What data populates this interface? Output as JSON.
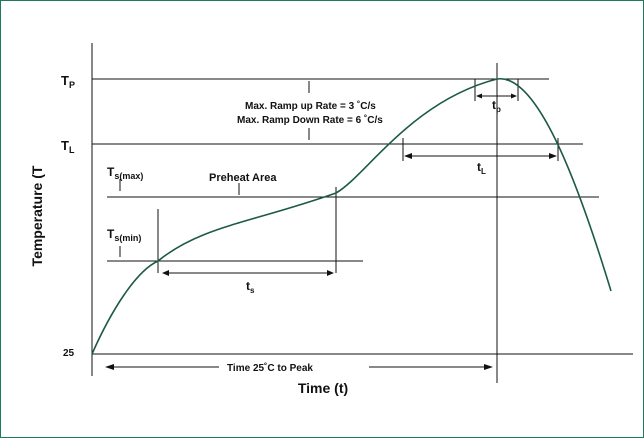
{
  "diagram": {
    "y_axis_title": "Temperature (T",
    "x_axis_title": "Time (t)",
    "tick_25": "25",
    "tp_main": "T",
    "tp_sub": "P",
    "tl_main": "T",
    "tl_sub": "L",
    "tsmax_main": "T",
    "tsmax_sub": "s(max)",
    "tsmin_main": "T",
    "tsmin_sub": "s(min)",
    "preheat_label": "Preheat Area",
    "ramp_up": "Max. Ramp up Rate = 3 ˚C/s",
    "ramp_down": "Max. Ramp Down Rate = 6 ˚C/s",
    "tp_time_main": "t",
    "tp_time_sub": "p",
    "tl_time_main": "t",
    "tl_time_sub": "L",
    "ts_time_main": "t",
    "ts_time_sub": "s",
    "time_to_peak": "Time 25˚C to Peak",
    "colors": {
      "profile": "#1d5a45",
      "lines": "#111111",
      "frame": "#1f7a5a"
    }
  }
}
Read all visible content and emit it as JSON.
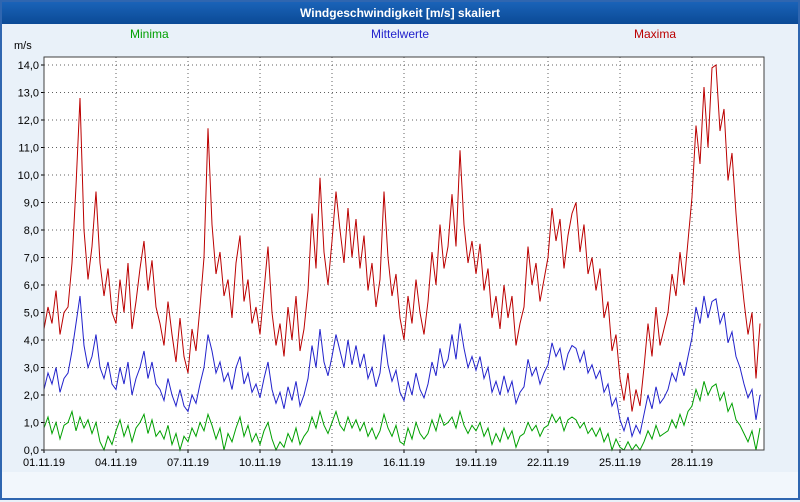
{
  "window": {
    "title": "Windgeschwindigkeit [m/s] skaliert"
  },
  "legend": [
    {
      "label": "Minima",
      "color": "#00a000"
    },
    {
      "label": "Mittelwerte",
      "color": "#2222cc"
    },
    {
      "label": "Maxima",
      "color": "#bb0000"
    }
  ],
  "chart_data": {
    "type": "line",
    "title": "Windgeschwindigkeit [m/s] skaliert",
    "xlabel": "",
    "ylabel": "m/s",
    "ylim": [
      0,
      14.3
    ],
    "ytick_step": 1.0,
    "ytick_labels": [
      "0,0",
      "1,0",
      "2,0",
      "3,0",
      "4,0",
      "5,0",
      "6,0",
      "7,0",
      "8,0",
      "9,0",
      "10,0",
      "11,0",
      "12,0",
      "13,0",
      "14,0"
    ],
    "xtick_labels": [
      "01.11.19",
      "04.11.19",
      "07.11.19",
      "10.11.19",
      "13.11.19",
      "16.11.19",
      "19.11.19",
      "22.11.19",
      "25.11.19",
      "28.11.19"
    ],
    "xtick_day_interval": 3,
    "x_days_span": 30,
    "grid": "dotted",
    "legend_position": "top",
    "series": [
      {
        "name": "Minima",
        "color": "#00a000",
        "values": [
          0.8,
          1.2,
          0.6,
          1.0,
          0.4,
          0.9,
          1.0,
          1.4,
          0.7,
          1.2,
          0.8,
          1.1,
          0.6,
          1.0,
          0.3,
          0.0,
          0.5,
          0.2,
          0.7,
          1.1,
          0.5,
          0.9,
          0.3,
          0.8,
          1.0,
          1.3,
          0.6,
          1.1,
          0.5,
          0.7,
          0.4,
          0.9,
          0.2,
          0.6,
          0.0,
          0.5,
          0.3,
          0.8,
          0.5,
          1.0,
          0.7,
          1.3,
          0.9,
          0.4,
          0.8,
          0.0,
          0.6,
          0.3,
          0.8,
          1.2,
          0.5,
          0.9,
          0.3,
          0.6,
          0.2,
          0.7,
          1.0,
          0.4,
          0.0,
          0.3,
          0.1,
          0.6,
          0.3,
          0.8,
          0.2,
          0.5,
          0.7,
          1.2,
          0.8,
          1.4,
          0.9,
          0.6,
          1.0,
          1.4,
          0.9,
          0.7,
          1.2,
          0.8,
          1.1,
          0.7,
          1.0,
          0.5,
          0.8,
          0.4,
          0.7,
          1.3,
          0.8,
          0.5,
          0.9,
          0.3,
          0.2,
          0.8,
          0.4,
          1.0,
          0.6,
          0.4,
          0.6,
          1.1,
          0.7,
          1.3,
          0.9,
          1.0,
          1.2,
          0.8,
          1.4,
          0.9,
          0.6,
          0.9,
          0.7,
          1.0,
          0.5,
          0.8,
          0.2,
          0.6,
          0.3,
          0.8,
          0.4,
          0.7,
          0.1,
          0.5,
          0.6,
          1.0,
          0.7,
          0.9,
          0.5,
          0.8,
          0.9,
          1.3,
          1.0,
          1.2,
          0.7,
          1.1,
          1.2,
          1.1,
          0.8,
          1.0,
          0.6,
          0.8,
          0.5,
          0.8,
          0.3,
          0.6,
          0.0,
          0.4,
          0.1,
          0.0,
          0.3,
          0.0,
          0.2,
          0.0,
          0.3,
          0.7,
          0.4,
          0.9,
          0.5,
          0.6,
          0.7,
          1.1,
          0.8,
          1.3,
          0.9,
          1.4,
          1.6,
          2.2,
          1.8,
          2.5,
          2.0,
          2.3,
          2.4,
          1.8,
          2.1,
          1.4,
          1.7,
          1.1,
          0.9,
          0.6,
          0.3,
          0.7,
          0.0,
          0.8
        ]
      },
      {
        "name": "Mittelwerte",
        "color": "#2222cc",
        "values": [
          2.2,
          2.8,
          2.4,
          3.0,
          2.1,
          2.6,
          2.8,
          3.6,
          4.6,
          5.6,
          3.8,
          3.0,
          3.4,
          4.2,
          3.0,
          2.6,
          3.2,
          2.4,
          2.2,
          3.0,
          2.4,
          3.2,
          2.0,
          2.6,
          3.0,
          3.6,
          2.6,
          3.2,
          2.4,
          2.2,
          1.8,
          2.6,
          2.0,
          1.6,
          2.2,
          1.6,
          1.4,
          2.0,
          1.7,
          2.4,
          3.0,
          4.2,
          3.6,
          2.8,
          3.2,
          2.5,
          2.8,
          2.2,
          3.0,
          3.4,
          2.4,
          2.8,
          2.1,
          2.4,
          1.9,
          2.6,
          3.2,
          2.2,
          1.7,
          2.1,
          1.5,
          2.3,
          1.8,
          2.5,
          1.6,
          2.0,
          2.6,
          3.8,
          3.0,
          4.4,
          3.2,
          2.7,
          3.4,
          4.2,
          3.6,
          3.0,
          4.0,
          3.1,
          3.8,
          3.0,
          3.5,
          2.6,
          3.0,
          2.3,
          2.8,
          4.2,
          3.1,
          2.5,
          2.9,
          2.1,
          1.8,
          2.5,
          2.0,
          2.8,
          2.2,
          1.9,
          2.4,
          3.2,
          2.7,
          3.7,
          3.0,
          3.3,
          4.2,
          3.3,
          4.6,
          3.7,
          3.0,
          3.4,
          2.9,
          3.4,
          2.6,
          3.0,
          2.1,
          2.5,
          2.0,
          2.7,
          2.1,
          2.5,
          1.7,
          2.1,
          2.3,
          3.3,
          2.7,
          3.0,
          2.4,
          2.8,
          3.1,
          3.9,
          3.4,
          3.7,
          2.9,
          3.5,
          3.8,
          3.7,
          3.2,
          3.6,
          2.8,
          3.1,
          2.6,
          2.9,
          2.1,
          2.4,
          1.6,
          1.9,
          1.1,
          0.7,
          1.2,
          0.5,
          0.9,
          0.6,
          1.3,
          2.0,
          1.5,
          2.3,
          1.7,
          1.9,
          2.2,
          2.8,
          2.5,
          3.2,
          2.7,
          3.4,
          4.1,
          5.2,
          4.6,
          5.6,
          4.8,
          5.4,
          5.5,
          4.6,
          5.0,
          3.9,
          4.3,
          3.4,
          3.0,
          2.4,
          1.9,
          2.2,
          1.1,
          2.0
        ]
      },
      {
        "name": "Maxima",
        "color": "#bb0000",
        "values": [
          4.4,
          5.2,
          4.6,
          5.8,
          4.2,
          5.0,
          5.2,
          6.8,
          9.6,
          12.8,
          8.0,
          6.2,
          7.4,
          9.4,
          6.8,
          5.6,
          6.6,
          5.0,
          4.6,
          6.2,
          5.0,
          6.8,
          4.4,
          5.4,
          6.6,
          7.6,
          5.8,
          6.9,
          5.2,
          4.6,
          3.8,
          5.4,
          4.2,
          3.2,
          4.8,
          3.4,
          2.8,
          4.4,
          3.6,
          5.2,
          7.0,
          11.7,
          8.2,
          6.4,
          7.2,
          5.6,
          6.2,
          4.8,
          6.8,
          7.8,
          5.4,
          6.2,
          4.6,
          5.2,
          4.2,
          5.8,
          7.4,
          5.0,
          3.8,
          4.6,
          3.4,
          5.2,
          4.0,
          5.6,
          3.6,
          4.4,
          5.8,
          8.6,
          6.6,
          9.9,
          7.2,
          6.0,
          7.6,
          9.4,
          8.0,
          6.8,
          8.8,
          7.0,
          8.4,
          6.6,
          7.8,
          5.8,
          6.8,
          5.2,
          6.2,
          9.4,
          7.0,
          5.6,
          6.4,
          4.8,
          4.0,
          5.6,
          4.6,
          6.2,
          5.0,
          4.2,
          5.4,
          7.2,
          6.0,
          8.2,
          6.6,
          7.4,
          9.3,
          7.4,
          10.9,
          8.2,
          6.8,
          7.6,
          6.4,
          7.5,
          5.8,
          6.6,
          4.8,
          5.6,
          4.4,
          6.0,
          4.8,
          5.6,
          3.8,
          4.6,
          5.2,
          7.4,
          6.0,
          6.8,
          5.4,
          6.2,
          7.0,
          8.8,
          7.6,
          8.4,
          6.6,
          7.8,
          8.6,
          9.0,
          7.2,
          8.2,
          6.4,
          7.0,
          5.8,
          6.6,
          4.8,
          5.4,
          3.6,
          4.2,
          2.6,
          1.8,
          2.8,
          1.4,
          2.2,
          1.6,
          3.0,
          4.6,
          3.4,
          5.2,
          3.8,
          4.4,
          5.0,
          6.4,
          5.6,
          7.2,
          6.0,
          7.6,
          9.2,
          11.8,
          10.4,
          13.2,
          11.0,
          13.9,
          14.0,
          11.6,
          12.4,
          9.8,
          10.8,
          8.6,
          6.8,
          5.4,
          4.2,
          5.0,
          2.6,
          4.6
        ]
      }
    ]
  }
}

STATED PROBLEM = Pick out all the lines with the word "Mittelwerte" in them and copy them.

ANSWER FOR THE TASK =
      "label": "Mittelwerte",
        "name": "Mittelwerte",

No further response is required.